Challenge: Pictures do not belong in the copy; transcribe everything else in the records exactly.

Extracted material:
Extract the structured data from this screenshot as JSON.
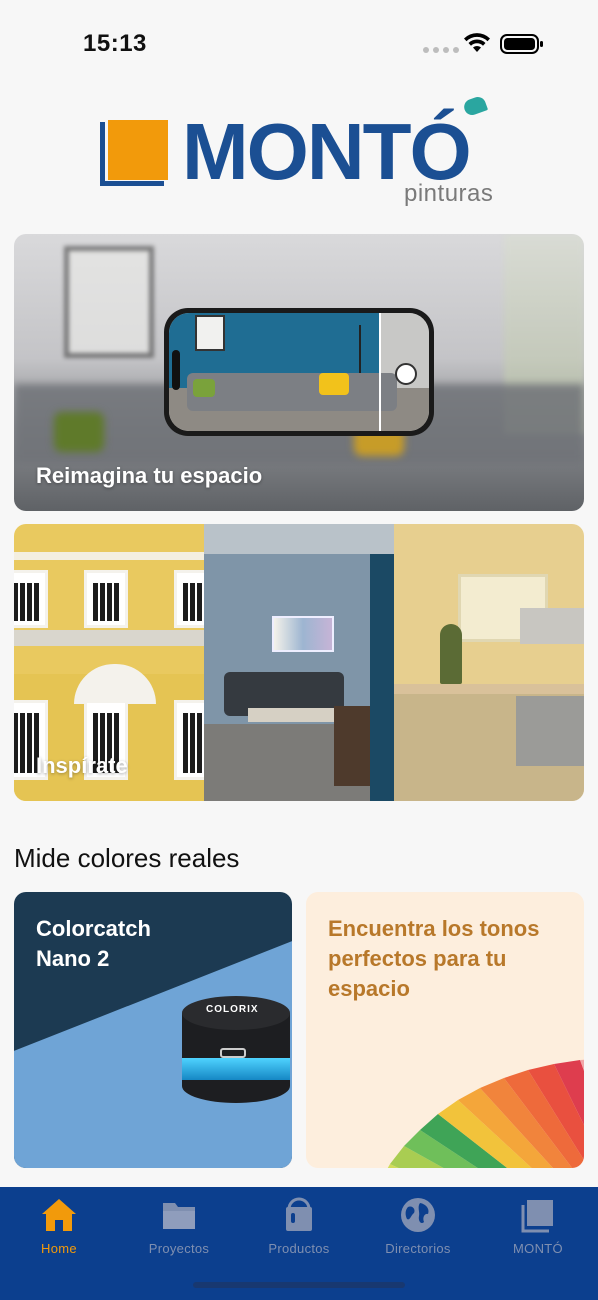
{
  "status_bar": {
    "time": "15:13"
  },
  "brand": {
    "name": "MONTÓ",
    "tagline": "pinturas",
    "colors": {
      "blue": "#1b4f93",
      "orange": "#f29a0b",
      "teal": "#2aa6a0"
    }
  },
  "hero_cards": [
    {
      "label": "Reimagina tu espacio"
    },
    {
      "label": "Inspírate"
    }
  ],
  "section": {
    "title": "Mide colores reales"
  },
  "color_cards": {
    "nano": {
      "title_line1": "Colorcatch",
      "title_line2": "Nano 2",
      "device_brand": "COLORIX"
    },
    "tonos": {
      "title": "Encuentra los tonos perfectos para tu espacio"
    }
  },
  "tab_bar": {
    "items": [
      {
        "label": "Home",
        "icon": "home-icon",
        "active": true
      },
      {
        "label": "Proyectos",
        "icon": "folder-icon",
        "active": false
      },
      {
        "label": "Productos",
        "icon": "paint-can-icon",
        "active": false
      },
      {
        "label": "Directorios",
        "icon": "globe-icon",
        "active": false
      },
      {
        "label": "MONTÓ",
        "icon": "square-icon",
        "active": false
      }
    ],
    "colors": {
      "active": "#f29a0b",
      "inactive": "#7f8fb0",
      "background": "#0c3f8e"
    }
  }
}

Output of the exercise:
Extract the structured data from this screenshot as JSON.
{
  "status_bar": {
    "time": "15:13"
  },
  "brand": {
    "name": "MONTÓ",
    "tagline": "pinturas",
    "colors": {
      "blue": "#1b4f93",
      "orange": "#f29a0b",
      "teal": "#2aa6a0"
    }
  },
  "hero_cards": [
    {
      "label": "Reimagina tu espacio"
    },
    {
      "label": "Inspírate"
    }
  ],
  "section": {
    "title": "Mide colores reales"
  },
  "color_cards": {
    "nano": {
      "title_line1": "Colorcatch",
      "title_line2": "Nano 2",
      "device_brand": "COLORIX"
    },
    "tonos": {
      "title": "Encuentra los tonos perfectos para tu espacio"
    }
  },
  "tab_bar": {
    "items": [
      {
        "label": "Home",
        "icon": "home-icon",
        "active": true
      },
      {
        "label": "Proyectos",
        "icon": "folder-icon",
        "active": false
      },
      {
        "label": "Productos",
        "icon": "paint-can-icon",
        "active": false
      },
      {
        "label": "Directorios",
        "icon": "globe-icon",
        "active": false
      },
      {
        "label": "MONTÓ",
        "icon": "square-icon",
        "active": false
      }
    ],
    "colors": {
      "active": "#f29a0b",
      "inactive": "#7f8fb0",
      "background": "#0c3f8e"
    }
  }
}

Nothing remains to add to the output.